(Collected data)

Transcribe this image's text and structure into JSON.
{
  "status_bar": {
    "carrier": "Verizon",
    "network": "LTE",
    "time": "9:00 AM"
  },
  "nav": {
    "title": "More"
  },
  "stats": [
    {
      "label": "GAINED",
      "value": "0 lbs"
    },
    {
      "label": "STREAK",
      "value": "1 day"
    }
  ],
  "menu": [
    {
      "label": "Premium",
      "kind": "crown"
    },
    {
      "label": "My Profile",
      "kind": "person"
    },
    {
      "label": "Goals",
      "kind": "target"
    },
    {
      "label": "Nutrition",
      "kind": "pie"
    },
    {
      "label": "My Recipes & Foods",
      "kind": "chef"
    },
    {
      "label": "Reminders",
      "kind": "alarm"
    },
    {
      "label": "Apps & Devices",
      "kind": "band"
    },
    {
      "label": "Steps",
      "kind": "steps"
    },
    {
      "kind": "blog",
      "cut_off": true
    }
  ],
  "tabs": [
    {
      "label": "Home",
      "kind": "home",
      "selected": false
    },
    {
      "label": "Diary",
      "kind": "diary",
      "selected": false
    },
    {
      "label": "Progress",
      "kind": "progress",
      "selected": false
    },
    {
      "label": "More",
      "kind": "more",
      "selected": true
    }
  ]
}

→ Exercise task: Repeat the listing in full, keeping every line exactly as it is.

→ Result for this exercise:
Transcribe this image's text and structure into JSON.
{
  "status_bar": {
    "carrier": "Verizon",
    "network": "LTE",
    "time": "9:00 AM"
  },
  "nav": {
    "title": "More"
  },
  "stats": [
    {
      "label": "GAINED",
      "value": "0 lbs"
    },
    {
      "label": "STREAK",
      "value": "1 day"
    }
  ],
  "menu": [
    {
      "label": "Premium",
      "kind": "crown"
    },
    {
      "label": "My Profile",
      "kind": "person"
    },
    {
      "label": "Goals",
      "kind": "target"
    },
    {
      "label": "Nutrition",
      "kind": "pie"
    },
    {
      "label": "My Recipes & Foods",
      "kind": "chef"
    },
    {
      "label": "Reminders",
      "kind": "alarm"
    },
    {
      "label": "Apps & Devices",
      "kind": "band"
    },
    {
      "label": "Steps",
      "kind": "steps"
    },
    {
      "kind": "blog",
      "cut_off": true
    }
  ],
  "tabs": [
    {
      "label": "Home",
      "kind": "home",
      "selected": false
    },
    {
      "label": "Diary",
      "kind": "diary",
      "selected": false
    },
    {
      "label": "Progress",
      "kind": "progress",
      "selected": false
    },
    {
      "label": "More",
      "kind": "more",
      "selected": true
    }
  ]
}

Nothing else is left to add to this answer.